**Saved data entries**:
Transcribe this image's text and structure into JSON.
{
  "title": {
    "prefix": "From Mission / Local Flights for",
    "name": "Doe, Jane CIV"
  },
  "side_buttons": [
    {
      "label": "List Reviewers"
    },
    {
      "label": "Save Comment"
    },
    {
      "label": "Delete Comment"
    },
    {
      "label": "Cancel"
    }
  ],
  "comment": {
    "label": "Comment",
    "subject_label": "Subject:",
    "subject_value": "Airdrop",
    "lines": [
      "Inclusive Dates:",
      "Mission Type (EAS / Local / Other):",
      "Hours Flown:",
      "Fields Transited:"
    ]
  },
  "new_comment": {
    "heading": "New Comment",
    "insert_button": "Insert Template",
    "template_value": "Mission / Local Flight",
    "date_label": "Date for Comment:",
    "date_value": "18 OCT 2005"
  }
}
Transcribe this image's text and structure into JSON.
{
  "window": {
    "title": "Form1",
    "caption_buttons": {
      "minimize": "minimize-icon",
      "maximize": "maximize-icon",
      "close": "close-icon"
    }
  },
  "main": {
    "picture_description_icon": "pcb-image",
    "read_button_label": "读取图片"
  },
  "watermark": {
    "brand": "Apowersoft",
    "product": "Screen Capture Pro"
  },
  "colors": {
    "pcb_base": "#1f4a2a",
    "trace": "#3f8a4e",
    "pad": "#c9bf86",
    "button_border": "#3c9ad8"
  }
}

**Instruction**: Each entry above needs to be retyped exactly.

**Problem solution**:
Transcribe this image's text and structure into JSON.
{
  "title": {
    "prefix": "From Mission / Local Flights for",
    "name": "Doe, Jane CIV"
  },
  "side_buttons": [
    {
      "label": "List Reviewers"
    },
    {
      "label": "Save Comment"
    },
    {
      "label": "Delete Comment"
    },
    {
      "label": "Cancel"
    }
  ],
  "comment": {
    "label": "Comment",
    "subject_label": "Subject:",
    "subject_value": "Airdrop",
    "lines": [
      "Inclusive Dates:",
      "Mission Type (EAS / Local / Other):",
      "Hours Flown:",
      "Fields Transited:"
    ]
  },
  "new_comment": {
    "heading": "New Comment",
    "insert_button": "Insert Template",
    "template_value": "Mission / Local Flight",
    "date_label": "Date for Comment:",
    "date_value": "18 OCT 2005"
  }
}
Transcribe this image's text and structure into JSON.
{
  "window": {
    "title": "Form1",
    "caption_buttons": {
      "minimize": "minimize-icon",
      "maximize": "maximize-icon",
      "close": "close-icon"
    }
  },
  "main": {
    "picture_description_icon": "pcb-image",
    "read_button_label": "读取图片"
  },
  "watermark": {
    "brand": "Apowersoft",
    "product": "Screen Capture Pro"
  },
  "colors": {
    "pcb_base": "#1f4a2a",
    "trace": "#3f8a4e",
    "pad": "#c9bf86",
    "button_border": "#3c9ad8"
  }
}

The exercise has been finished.